*THE TASK*. Emit the line that holds "Enumerate this screenshot's" and all lines following it through the end of the data, verbatim, and nothing else.

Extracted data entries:
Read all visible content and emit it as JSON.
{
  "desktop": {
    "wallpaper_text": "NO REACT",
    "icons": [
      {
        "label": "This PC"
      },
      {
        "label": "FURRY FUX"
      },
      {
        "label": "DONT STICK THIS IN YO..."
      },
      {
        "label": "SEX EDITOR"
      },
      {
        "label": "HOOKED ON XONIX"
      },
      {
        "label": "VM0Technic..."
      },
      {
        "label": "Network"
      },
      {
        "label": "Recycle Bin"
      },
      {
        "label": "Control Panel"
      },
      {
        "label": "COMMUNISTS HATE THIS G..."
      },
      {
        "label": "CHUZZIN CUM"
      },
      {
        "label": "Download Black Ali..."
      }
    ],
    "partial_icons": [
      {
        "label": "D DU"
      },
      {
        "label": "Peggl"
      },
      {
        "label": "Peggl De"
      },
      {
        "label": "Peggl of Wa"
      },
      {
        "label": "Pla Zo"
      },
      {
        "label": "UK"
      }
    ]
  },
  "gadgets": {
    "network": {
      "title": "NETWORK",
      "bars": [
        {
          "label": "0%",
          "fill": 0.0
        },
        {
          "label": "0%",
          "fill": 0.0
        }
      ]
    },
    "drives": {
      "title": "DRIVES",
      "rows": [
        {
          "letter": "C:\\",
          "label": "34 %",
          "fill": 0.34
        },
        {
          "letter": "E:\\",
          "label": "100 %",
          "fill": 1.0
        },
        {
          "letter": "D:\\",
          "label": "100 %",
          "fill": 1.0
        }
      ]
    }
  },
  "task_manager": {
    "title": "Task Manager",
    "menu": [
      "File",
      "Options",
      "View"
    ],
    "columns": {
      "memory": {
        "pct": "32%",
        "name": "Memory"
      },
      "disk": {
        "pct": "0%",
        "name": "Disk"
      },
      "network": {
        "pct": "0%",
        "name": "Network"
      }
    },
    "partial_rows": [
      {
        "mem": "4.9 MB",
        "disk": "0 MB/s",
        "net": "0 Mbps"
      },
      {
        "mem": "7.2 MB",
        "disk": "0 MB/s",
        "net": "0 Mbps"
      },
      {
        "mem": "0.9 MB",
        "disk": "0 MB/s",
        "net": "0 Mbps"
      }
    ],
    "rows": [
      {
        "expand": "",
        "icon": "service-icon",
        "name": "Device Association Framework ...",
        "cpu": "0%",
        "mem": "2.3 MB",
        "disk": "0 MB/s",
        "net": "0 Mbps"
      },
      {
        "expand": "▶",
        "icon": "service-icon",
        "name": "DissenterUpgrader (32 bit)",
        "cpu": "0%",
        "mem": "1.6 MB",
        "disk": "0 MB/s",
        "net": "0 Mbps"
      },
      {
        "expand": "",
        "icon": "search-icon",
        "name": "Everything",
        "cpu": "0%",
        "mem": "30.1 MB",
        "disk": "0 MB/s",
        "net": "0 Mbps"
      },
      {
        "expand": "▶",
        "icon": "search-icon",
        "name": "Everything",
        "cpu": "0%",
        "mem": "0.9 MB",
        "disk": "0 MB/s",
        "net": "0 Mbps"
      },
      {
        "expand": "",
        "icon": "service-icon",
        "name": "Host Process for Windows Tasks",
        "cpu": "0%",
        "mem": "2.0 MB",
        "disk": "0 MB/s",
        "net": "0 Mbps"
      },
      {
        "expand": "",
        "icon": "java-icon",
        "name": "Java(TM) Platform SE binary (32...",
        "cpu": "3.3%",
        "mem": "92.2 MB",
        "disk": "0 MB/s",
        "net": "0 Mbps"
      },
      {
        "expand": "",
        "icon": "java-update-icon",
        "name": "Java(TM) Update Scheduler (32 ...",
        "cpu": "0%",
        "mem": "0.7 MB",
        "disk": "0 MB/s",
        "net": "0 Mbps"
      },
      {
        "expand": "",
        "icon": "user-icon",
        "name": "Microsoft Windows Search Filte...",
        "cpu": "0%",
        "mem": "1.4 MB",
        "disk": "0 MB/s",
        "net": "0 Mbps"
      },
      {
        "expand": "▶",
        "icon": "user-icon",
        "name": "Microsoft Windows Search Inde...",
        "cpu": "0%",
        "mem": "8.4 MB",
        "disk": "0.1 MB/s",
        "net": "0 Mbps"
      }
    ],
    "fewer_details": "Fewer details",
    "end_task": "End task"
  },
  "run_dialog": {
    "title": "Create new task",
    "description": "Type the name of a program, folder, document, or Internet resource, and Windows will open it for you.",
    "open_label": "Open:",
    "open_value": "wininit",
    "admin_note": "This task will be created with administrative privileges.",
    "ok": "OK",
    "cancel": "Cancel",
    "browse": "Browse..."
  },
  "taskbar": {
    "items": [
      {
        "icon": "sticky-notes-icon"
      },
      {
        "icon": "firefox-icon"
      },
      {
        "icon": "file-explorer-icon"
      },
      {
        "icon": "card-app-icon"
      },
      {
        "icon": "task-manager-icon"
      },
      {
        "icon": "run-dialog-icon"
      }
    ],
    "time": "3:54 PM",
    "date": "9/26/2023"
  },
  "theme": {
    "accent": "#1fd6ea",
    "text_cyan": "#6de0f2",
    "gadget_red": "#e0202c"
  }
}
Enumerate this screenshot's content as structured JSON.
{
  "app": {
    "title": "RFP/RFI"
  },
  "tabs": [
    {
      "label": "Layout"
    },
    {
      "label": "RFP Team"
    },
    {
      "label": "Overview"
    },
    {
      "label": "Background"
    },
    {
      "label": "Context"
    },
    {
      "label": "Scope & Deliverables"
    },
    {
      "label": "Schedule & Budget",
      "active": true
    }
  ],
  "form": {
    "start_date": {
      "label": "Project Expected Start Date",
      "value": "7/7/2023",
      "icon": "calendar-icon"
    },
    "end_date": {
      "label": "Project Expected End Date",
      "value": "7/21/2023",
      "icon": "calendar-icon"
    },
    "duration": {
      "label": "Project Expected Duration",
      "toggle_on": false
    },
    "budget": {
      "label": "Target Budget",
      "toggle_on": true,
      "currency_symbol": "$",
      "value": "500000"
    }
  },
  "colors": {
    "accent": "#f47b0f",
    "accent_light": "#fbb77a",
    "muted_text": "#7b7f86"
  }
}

*SOLUTION TO THE EXERCISE*.
Enumerate this screenshot's content as structured JSON.
{
  "app": {
    "title": "RFP/RFI"
  },
  "tabs": [
    {
      "label": "Layout"
    },
    {
      "label": "RFP Team"
    },
    {
      "label": "Overview"
    },
    {
      "label": "Background"
    },
    {
      "label": "Context"
    },
    {
      "label": "Scope & Deliverables"
    },
    {
      "label": "Schedule & Budget",
      "active": true
    }
  ],
  "form": {
    "start_date": {
      "label": "Project Expected Start Date",
      "value": "7/7/2023",
      "icon": "calendar-icon"
    },
    "end_date": {
      "label": "Project Expected End Date",
      "value": "7/21/2023",
      "icon": "calendar-icon"
    },
    "duration": {
      "label": "Project Expected Duration",
      "toggle_on": false
    },
    "budget": {
      "label": "Target Budget",
      "toggle_on": true,
      "currency_symbol": "$",
      "value": "500000"
    }
  },
  "colors": {
    "accent": "#f47b0f",
    "accent_light": "#fbb77a",
    "muted_text": "#7b7f86"
  }
}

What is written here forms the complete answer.